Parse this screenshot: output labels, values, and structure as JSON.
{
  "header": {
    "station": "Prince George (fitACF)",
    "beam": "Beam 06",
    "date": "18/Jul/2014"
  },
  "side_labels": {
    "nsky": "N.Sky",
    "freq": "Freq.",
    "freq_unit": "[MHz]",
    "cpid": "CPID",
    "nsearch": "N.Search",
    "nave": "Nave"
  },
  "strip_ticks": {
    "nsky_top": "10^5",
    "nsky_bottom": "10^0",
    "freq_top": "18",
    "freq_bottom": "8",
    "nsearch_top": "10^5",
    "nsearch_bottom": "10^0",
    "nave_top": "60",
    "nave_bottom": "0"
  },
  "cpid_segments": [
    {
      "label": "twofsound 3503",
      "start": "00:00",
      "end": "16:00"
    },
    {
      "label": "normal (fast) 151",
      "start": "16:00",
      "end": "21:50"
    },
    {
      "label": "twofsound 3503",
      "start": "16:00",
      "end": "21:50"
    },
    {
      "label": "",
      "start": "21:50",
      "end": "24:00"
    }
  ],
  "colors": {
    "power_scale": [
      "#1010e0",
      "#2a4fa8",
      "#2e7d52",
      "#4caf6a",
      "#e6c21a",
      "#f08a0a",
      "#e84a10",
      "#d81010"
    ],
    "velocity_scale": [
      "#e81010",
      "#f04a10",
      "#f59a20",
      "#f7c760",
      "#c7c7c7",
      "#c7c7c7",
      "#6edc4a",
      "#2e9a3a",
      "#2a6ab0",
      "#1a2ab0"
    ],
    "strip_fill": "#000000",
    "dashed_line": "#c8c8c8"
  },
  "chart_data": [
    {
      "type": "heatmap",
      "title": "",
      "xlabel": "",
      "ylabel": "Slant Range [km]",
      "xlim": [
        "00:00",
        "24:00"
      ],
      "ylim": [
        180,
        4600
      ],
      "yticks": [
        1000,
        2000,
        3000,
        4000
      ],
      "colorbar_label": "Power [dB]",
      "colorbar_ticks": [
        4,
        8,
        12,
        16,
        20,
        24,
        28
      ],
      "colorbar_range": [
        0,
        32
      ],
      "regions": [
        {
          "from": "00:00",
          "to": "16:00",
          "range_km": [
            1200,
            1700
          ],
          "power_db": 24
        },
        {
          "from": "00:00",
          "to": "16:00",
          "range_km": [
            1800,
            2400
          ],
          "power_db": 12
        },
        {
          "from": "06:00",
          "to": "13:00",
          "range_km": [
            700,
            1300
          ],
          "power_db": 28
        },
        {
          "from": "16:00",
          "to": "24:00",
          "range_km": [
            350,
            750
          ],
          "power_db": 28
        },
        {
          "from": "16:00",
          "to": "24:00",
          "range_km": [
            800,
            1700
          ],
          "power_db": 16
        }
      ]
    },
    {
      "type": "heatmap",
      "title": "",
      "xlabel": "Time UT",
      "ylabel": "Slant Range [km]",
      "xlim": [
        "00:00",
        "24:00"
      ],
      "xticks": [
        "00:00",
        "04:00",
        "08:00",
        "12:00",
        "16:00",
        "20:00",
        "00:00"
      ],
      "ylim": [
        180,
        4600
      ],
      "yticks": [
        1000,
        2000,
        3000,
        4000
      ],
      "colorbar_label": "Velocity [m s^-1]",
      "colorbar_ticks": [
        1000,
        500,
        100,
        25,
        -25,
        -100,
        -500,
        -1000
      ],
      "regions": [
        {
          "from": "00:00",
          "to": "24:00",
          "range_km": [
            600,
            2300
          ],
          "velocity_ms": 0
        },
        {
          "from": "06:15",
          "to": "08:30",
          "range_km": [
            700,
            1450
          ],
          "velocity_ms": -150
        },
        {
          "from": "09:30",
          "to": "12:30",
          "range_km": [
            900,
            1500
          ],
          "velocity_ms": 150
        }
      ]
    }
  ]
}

----

### PROBLEM STATEMENT
Repeat the data in its entirety, character for character.

### ANSWER
Parse this screenshot: output labels, values, and structure as JSON.
{
  "header": {
    "station": "Prince George (fitACF)",
    "beam": "Beam 06",
    "date": "18/Jul/2014"
  },
  "side_labels": {
    "nsky": "N.Sky",
    "freq": "Freq.",
    "freq_unit": "[MHz]",
    "cpid": "CPID",
    "nsearch": "N.Search",
    "nave": "Nave"
  },
  "strip_ticks": {
    "nsky_top": "10^5",
    "nsky_bottom": "10^0",
    "freq_top": "18",
    "freq_bottom": "8",
    "nsearch_top": "10^5",
    "nsearch_bottom": "10^0",
    "nave_top": "60",
    "nave_bottom": "0"
  },
  "cpid_segments": [
    {
      "label": "twofsound 3503",
      "start": "00:00",
      "end": "16:00"
    },
    {
      "label": "normal (fast) 151",
      "start": "16:00",
      "end": "21:50"
    },
    {
      "label": "twofsound 3503",
      "start": "16:00",
      "end": "21:50"
    },
    {
      "label": "",
      "start": "21:50",
      "end": "24:00"
    }
  ],
  "colors": {
    "power_scale": [
      "#1010e0",
      "#2a4fa8",
      "#2e7d52",
      "#4caf6a",
      "#e6c21a",
      "#f08a0a",
      "#e84a10",
      "#d81010"
    ],
    "velocity_scale": [
      "#e81010",
      "#f04a10",
      "#f59a20",
      "#f7c760",
      "#c7c7c7",
      "#c7c7c7",
      "#6edc4a",
      "#2e9a3a",
      "#2a6ab0",
      "#1a2ab0"
    ],
    "strip_fill": "#000000",
    "dashed_line": "#c8c8c8"
  },
  "chart_data": [
    {
      "type": "heatmap",
      "title": "",
      "xlabel": "",
      "ylabel": "Slant Range [km]",
      "xlim": [
        "00:00",
        "24:00"
      ],
      "ylim": [
        180,
        4600
      ],
      "yticks": [
        1000,
        2000,
        3000,
        4000
      ],
      "colorbar_label": "Power [dB]",
      "colorbar_ticks": [
        4,
        8,
        12,
        16,
        20,
        24,
        28
      ],
      "colorbar_range": [
        0,
        32
      ],
      "regions": [
        {
          "from": "00:00",
          "to": "16:00",
          "range_km": [
            1200,
            1700
          ],
          "power_db": 24
        },
        {
          "from": "00:00",
          "to": "16:00",
          "range_km": [
            1800,
            2400
          ],
          "power_db": 12
        },
        {
          "from": "06:00",
          "to": "13:00",
          "range_km": [
            700,
            1300
          ],
          "power_db": 28
        },
        {
          "from": "16:00",
          "to": "24:00",
          "range_km": [
            350,
            750
          ],
          "power_db": 28
        },
        {
          "from": "16:00",
          "to": "24:00",
          "range_km": [
            800,
            1700
          ],
          "power_db": 16
        }
      ]
    },
    {
      "type": "heatmap",
      "title": "",
      "xlabel": "Time UT",
      "ylabel": "Slant Range [km]",
      "xlim": [
        "00:00",
        "24:00"
      ],
      "xticks": [
        "00:00",
        "04:00",
        "08:00",
        "12:00",
        "16:00",
        "20:00",
        "00:00"
      ],
      "ylim": [
        180,
        4600
      ],
      "yticks": [
        1000,
        2000,
        3000,
        4000
      ],
      "colorbar_label": "Velocity [m s^-1]",
      "colorbar_ticks": [
        1000,
        500,
        100,
        25,
        -25,
        -100,
        -500,
        -1000
      ],
      "regions": [
        {
          "from": "00:00",
          "to": "24:00",
          "range_km": [
            600,
            2300
          ],
          "velocity_ms": 0
        },
        {
          "from": "06:15",
          "to": "08:30",
          "range_km": [
            700,
            1450
          ],
          "velocity_ms": -150
        },
        {
          "from": "09:30",
          "to": "12:30",
          "range_km": [
            900,
            1500
          ],
          "velocity_ms": 150
        }
      ]
    }
  ]
}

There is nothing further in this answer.